#### [Exercise text]
* * *

Thus, we add the model output of xG to the original dataframe
df['xG'] = reg.predict_proba(shots)[:,1]
df.columns
Index(['X', 'Y', 'a_goals', 'a_team', 'date', 'h_a', 'h_goals', 'h_team', 'id', 'lastAction', 'match_id', 'minute', 'player', 'player_assisted', 'player_id', 'result', 'season', 'shotType', 'situation', 'distance', 'angle', 'goal', 'isDirectFreekick', 'isFromCorner', 'isOpenPlay', 'isPenalty', 'isSetPiece', 'fromHead', 'fromLeftFoot', 'fromOtherBodyPart', 'fromRightFoot', 'xG'], dtype='object')
Actual = df.groupby('player')['goal'].sum()
Expected = df.groupby('player')['xG'].sum()
plt.scatter(Actual,Expected)
plt.title('Goals v Expected Goals')
plt.xlabel('Actual Goals')
plt.ylabel('Expected Goals')
Text(0,0.5,'Expected Goals')
We can see that a clear linear relationship exists between the Expected Goals and Actual Goals which is a very good sign for our model. Let's try fitting a line to this.
import numpy as np
from sklearn.linear_model import LinearRegression
lmod = LinearRegression()
lmod.fit(np.array(Actual).reshape(-1,1),Expected)
x=np.linspace(0,150,1000)
y=lmod.predict(x.reshape(-1,1))
plt.plot(x,y,color='r')
plt.scatter(Actual,Expected)
plt.title('Goals v Expected Goals')
plt.xlabel('Actual Goals')
plt.ylabel('Expected Goals')
Text(0,0.5,'Expected Goals')
On a side note, 10 Ballon D'or on the top right.
The model was rather simplistic in nature and was made with very few features still managed to capture the intuitiveness of the data and is decent at predicting the number of goals given shot locations and some context data.
The model could be refined more with more context and more importantly, more data.

* * *

#### [Supplied material]

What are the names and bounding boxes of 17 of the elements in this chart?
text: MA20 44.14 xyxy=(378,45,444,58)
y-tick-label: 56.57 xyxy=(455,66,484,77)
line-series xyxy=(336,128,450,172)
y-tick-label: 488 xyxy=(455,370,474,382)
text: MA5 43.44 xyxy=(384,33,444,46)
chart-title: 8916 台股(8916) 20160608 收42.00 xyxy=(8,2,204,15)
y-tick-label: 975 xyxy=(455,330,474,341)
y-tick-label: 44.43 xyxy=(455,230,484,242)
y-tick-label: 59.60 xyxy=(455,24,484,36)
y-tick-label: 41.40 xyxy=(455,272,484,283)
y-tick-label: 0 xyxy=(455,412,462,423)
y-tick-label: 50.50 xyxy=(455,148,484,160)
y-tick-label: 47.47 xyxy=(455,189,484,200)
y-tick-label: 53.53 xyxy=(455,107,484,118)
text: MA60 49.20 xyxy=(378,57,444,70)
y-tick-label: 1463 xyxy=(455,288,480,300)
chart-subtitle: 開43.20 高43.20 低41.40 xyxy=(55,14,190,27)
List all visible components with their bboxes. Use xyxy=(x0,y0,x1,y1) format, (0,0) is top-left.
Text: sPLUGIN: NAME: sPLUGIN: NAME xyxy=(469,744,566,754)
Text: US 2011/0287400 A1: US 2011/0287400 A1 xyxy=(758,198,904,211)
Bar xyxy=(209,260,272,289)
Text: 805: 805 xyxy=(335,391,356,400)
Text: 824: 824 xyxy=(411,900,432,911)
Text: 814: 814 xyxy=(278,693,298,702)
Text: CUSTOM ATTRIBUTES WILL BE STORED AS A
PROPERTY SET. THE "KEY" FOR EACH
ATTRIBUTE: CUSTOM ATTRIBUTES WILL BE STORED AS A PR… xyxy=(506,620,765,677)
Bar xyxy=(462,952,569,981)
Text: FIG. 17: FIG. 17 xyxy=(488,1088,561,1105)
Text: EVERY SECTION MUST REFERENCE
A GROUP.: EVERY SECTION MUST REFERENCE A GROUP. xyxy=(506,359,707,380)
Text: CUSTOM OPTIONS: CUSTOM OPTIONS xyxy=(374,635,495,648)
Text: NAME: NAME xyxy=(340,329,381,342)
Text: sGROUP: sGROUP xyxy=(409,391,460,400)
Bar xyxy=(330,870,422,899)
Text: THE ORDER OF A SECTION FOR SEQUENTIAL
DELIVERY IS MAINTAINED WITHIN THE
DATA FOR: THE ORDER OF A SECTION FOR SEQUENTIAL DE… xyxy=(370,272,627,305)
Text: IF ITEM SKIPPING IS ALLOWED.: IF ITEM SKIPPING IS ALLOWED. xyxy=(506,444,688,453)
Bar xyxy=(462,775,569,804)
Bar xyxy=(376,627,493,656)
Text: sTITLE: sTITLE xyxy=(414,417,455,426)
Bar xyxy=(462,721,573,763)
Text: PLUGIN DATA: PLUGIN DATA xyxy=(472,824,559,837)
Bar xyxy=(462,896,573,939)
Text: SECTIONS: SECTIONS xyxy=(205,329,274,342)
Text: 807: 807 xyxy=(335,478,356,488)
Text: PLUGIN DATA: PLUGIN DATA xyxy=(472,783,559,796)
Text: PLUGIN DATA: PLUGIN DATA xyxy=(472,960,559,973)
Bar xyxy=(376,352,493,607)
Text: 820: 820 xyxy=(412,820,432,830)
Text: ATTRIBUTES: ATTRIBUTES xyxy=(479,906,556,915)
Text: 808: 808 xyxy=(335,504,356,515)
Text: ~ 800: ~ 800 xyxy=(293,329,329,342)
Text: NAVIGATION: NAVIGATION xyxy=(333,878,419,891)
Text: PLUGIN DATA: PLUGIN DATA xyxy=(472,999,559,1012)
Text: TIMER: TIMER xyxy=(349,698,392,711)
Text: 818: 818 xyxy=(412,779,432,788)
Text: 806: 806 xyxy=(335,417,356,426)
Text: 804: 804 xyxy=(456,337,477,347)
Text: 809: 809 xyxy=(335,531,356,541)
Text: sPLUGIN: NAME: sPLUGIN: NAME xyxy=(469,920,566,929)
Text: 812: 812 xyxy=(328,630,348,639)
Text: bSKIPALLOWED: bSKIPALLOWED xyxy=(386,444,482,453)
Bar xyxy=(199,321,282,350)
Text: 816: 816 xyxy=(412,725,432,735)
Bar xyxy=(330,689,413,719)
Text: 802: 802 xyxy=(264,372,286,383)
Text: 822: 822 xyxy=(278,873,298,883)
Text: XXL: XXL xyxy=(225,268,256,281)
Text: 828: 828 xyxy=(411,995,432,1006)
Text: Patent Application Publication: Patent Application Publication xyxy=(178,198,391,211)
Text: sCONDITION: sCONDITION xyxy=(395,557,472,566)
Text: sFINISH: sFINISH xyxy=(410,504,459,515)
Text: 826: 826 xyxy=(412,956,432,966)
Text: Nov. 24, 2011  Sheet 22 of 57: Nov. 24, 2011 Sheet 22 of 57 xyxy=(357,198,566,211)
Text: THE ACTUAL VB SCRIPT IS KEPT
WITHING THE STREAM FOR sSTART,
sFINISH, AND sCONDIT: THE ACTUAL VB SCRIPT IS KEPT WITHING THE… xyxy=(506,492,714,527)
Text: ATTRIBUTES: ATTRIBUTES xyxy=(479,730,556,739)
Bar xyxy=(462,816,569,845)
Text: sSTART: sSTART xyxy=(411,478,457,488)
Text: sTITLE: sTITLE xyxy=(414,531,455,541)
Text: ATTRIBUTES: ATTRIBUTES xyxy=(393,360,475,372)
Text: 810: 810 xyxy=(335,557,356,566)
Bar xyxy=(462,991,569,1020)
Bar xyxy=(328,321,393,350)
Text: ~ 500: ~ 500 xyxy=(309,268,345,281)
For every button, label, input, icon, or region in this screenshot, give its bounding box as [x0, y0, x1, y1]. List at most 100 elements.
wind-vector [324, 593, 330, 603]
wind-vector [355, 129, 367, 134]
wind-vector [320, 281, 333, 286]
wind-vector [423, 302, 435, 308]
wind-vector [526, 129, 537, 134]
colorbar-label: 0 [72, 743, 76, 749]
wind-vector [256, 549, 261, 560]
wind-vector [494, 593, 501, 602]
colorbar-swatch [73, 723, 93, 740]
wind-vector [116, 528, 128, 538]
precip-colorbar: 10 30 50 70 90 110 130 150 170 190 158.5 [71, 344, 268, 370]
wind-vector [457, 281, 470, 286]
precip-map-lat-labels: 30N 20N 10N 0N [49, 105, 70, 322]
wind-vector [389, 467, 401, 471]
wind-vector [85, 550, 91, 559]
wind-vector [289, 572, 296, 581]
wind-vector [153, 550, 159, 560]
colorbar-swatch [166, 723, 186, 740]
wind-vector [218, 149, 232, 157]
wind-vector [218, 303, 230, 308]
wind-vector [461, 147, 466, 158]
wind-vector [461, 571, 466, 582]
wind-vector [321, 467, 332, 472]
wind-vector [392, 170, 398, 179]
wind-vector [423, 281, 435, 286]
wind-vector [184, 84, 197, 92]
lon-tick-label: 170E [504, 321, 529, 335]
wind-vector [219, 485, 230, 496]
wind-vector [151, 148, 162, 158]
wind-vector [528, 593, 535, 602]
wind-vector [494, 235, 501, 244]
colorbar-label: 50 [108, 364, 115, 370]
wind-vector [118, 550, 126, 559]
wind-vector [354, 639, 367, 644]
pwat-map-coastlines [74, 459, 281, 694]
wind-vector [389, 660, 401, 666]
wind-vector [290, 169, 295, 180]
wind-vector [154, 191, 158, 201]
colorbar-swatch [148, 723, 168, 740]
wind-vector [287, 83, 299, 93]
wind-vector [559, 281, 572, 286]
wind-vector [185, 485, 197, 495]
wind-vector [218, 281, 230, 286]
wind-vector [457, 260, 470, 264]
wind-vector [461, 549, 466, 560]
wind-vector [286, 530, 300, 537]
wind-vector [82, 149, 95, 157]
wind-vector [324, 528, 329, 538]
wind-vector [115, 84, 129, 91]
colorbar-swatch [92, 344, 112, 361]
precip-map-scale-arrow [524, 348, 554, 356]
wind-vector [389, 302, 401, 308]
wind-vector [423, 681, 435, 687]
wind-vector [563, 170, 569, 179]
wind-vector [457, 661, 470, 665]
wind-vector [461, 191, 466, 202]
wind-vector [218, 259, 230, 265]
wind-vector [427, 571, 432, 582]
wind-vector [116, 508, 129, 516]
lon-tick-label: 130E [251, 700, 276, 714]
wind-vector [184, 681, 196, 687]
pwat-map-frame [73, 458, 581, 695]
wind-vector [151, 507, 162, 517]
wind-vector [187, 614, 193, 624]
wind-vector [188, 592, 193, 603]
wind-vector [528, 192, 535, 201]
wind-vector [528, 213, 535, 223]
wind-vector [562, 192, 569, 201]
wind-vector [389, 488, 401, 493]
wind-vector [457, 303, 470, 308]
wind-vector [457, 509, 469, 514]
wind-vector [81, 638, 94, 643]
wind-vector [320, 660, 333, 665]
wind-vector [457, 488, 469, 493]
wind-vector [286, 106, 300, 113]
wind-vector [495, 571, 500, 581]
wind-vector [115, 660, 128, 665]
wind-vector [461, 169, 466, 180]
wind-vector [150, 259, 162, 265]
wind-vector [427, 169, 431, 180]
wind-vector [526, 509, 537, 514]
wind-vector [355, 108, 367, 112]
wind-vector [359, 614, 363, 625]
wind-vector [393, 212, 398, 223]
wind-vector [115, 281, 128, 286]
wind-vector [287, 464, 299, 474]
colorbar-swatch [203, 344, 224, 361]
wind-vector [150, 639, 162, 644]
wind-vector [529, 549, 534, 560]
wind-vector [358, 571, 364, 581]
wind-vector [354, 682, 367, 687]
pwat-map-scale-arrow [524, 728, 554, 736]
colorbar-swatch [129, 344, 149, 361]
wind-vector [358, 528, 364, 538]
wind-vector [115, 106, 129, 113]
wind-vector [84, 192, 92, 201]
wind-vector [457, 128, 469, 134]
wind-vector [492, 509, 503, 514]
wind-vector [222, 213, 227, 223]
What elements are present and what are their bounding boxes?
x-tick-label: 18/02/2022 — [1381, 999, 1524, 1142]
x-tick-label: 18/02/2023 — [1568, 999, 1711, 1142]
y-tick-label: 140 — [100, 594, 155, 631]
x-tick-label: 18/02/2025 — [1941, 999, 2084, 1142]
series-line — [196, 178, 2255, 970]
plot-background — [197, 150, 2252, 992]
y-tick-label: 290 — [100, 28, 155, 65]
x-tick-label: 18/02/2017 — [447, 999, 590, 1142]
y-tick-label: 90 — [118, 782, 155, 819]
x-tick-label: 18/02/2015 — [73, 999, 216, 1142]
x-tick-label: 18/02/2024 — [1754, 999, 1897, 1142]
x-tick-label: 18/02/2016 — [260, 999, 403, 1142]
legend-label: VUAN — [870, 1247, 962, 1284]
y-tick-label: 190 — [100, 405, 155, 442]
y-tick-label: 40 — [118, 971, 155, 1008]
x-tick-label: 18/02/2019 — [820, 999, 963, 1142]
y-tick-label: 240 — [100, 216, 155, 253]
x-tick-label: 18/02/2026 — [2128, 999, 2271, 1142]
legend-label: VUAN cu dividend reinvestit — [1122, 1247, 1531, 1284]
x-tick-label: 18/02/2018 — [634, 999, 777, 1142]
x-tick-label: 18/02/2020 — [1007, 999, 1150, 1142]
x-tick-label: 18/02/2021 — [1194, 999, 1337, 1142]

* * *

#### [Set of tasks]
A - According to the expected goals text, what could refine the model further?
B - List every column name in the expected goals text that begins with "is".

#### [Exercise solutions]
A - More context and, more importantly, more data.

B - isDirectFreekick, isFromCorner, isOpenPlay, isPenalty, isSetPiece